● **ITEMS**
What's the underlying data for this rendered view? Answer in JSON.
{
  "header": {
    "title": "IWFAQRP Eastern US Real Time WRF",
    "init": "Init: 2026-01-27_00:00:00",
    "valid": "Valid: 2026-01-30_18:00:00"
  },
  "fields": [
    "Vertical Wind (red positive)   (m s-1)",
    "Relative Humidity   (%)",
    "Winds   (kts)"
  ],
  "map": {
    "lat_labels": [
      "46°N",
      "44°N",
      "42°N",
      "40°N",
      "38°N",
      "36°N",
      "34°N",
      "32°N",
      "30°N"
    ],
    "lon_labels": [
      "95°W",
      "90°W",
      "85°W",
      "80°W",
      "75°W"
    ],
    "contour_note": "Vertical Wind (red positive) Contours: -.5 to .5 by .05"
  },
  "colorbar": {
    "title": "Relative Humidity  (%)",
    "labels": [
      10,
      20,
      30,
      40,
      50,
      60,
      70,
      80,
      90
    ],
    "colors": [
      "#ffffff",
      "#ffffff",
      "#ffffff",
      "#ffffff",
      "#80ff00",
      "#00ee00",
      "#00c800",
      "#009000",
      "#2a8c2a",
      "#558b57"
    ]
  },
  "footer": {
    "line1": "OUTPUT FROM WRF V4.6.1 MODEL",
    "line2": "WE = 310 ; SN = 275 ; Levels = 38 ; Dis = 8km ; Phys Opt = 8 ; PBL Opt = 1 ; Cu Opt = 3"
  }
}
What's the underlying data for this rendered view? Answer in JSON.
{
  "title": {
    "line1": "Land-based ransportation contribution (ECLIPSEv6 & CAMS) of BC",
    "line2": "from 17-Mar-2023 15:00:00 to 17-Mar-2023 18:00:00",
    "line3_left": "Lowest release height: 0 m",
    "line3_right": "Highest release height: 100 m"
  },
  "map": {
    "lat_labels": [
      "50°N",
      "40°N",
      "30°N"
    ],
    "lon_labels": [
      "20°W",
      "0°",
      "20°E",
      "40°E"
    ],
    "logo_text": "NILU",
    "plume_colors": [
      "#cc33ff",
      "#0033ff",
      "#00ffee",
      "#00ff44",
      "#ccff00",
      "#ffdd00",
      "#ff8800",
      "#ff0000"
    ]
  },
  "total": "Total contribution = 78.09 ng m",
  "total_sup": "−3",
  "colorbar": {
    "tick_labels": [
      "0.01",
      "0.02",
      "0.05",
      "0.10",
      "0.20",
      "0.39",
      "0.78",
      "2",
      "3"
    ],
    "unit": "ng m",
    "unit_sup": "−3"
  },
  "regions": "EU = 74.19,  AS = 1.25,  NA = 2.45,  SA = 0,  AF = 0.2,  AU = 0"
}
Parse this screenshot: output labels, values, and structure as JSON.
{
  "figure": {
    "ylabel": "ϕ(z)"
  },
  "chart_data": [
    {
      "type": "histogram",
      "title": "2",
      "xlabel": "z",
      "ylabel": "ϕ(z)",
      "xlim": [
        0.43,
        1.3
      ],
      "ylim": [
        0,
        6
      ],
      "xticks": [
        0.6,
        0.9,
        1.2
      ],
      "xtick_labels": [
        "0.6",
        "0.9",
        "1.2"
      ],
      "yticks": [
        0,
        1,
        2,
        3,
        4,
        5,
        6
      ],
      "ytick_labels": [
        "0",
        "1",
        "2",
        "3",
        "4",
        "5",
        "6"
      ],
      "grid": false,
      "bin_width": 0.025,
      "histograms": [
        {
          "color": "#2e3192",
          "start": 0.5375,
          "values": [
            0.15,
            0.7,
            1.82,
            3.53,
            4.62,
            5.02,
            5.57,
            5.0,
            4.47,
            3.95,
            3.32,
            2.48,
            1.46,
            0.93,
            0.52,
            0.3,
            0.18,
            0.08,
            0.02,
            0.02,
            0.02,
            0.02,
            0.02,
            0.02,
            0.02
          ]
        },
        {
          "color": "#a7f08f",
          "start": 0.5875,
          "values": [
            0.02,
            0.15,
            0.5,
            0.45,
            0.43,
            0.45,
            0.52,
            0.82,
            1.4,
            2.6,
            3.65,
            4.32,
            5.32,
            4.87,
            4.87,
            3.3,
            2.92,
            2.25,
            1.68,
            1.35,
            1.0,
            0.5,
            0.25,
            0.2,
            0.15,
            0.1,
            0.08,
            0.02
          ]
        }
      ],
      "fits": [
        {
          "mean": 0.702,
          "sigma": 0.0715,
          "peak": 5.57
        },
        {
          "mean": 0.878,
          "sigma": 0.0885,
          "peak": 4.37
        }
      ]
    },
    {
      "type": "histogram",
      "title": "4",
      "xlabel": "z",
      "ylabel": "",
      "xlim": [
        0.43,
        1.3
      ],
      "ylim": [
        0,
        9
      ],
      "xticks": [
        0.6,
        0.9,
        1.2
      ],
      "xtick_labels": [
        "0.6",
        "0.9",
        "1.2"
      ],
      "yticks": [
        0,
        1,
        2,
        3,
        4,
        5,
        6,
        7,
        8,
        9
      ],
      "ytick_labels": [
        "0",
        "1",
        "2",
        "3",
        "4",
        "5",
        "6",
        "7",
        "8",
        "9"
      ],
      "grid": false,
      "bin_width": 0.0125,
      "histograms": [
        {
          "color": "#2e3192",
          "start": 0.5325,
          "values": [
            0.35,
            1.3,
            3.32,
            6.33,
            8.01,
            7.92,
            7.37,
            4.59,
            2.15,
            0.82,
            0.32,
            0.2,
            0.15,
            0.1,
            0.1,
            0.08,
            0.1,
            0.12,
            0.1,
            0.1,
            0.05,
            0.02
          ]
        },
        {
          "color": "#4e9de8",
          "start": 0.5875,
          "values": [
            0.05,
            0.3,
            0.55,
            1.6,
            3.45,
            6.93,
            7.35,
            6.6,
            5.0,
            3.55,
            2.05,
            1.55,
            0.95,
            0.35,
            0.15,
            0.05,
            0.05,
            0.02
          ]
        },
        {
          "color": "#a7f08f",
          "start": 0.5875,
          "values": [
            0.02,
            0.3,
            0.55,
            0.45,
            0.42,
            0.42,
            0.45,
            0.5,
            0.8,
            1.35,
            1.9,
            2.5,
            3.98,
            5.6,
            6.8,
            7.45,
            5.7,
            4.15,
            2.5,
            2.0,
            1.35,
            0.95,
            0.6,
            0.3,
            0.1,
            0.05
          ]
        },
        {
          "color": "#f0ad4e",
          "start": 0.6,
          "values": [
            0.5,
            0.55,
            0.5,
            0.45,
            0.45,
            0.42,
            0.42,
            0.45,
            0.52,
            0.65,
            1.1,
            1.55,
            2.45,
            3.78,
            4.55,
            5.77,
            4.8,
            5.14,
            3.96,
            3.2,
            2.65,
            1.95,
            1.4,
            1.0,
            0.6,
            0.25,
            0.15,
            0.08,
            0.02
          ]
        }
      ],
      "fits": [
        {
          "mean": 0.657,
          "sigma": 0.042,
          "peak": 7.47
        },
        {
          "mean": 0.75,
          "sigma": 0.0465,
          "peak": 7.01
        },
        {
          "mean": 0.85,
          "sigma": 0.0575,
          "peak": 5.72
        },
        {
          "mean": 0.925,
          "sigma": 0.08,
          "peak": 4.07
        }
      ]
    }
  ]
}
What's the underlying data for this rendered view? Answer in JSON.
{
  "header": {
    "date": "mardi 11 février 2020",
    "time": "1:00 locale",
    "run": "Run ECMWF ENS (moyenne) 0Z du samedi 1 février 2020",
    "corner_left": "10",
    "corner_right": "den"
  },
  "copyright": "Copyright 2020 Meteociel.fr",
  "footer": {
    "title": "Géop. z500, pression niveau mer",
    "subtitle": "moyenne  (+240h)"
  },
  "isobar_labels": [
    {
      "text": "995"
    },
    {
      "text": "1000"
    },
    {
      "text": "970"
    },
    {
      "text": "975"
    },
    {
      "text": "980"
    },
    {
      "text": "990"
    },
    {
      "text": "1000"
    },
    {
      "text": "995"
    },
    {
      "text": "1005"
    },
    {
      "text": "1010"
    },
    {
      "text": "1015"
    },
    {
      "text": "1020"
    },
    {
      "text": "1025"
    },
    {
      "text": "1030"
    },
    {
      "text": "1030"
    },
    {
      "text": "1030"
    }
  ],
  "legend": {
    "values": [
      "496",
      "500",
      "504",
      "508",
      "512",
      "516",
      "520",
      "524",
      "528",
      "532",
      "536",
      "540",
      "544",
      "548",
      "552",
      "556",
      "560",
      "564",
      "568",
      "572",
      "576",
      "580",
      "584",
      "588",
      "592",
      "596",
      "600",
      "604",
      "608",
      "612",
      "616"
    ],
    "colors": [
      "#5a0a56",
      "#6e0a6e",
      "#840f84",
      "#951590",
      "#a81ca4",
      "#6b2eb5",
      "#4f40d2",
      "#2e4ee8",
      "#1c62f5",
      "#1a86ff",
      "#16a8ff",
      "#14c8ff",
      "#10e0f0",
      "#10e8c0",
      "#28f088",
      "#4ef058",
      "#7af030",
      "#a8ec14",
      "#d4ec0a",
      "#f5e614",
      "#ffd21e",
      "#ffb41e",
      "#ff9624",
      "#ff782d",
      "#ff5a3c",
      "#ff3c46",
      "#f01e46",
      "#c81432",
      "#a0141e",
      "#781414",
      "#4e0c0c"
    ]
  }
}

● **PROBLEM TO WORK ON**
Count every line above that holds the string "moyenne" and give the total, nothing more.

● **REPLY TO THE EXERCISE**
2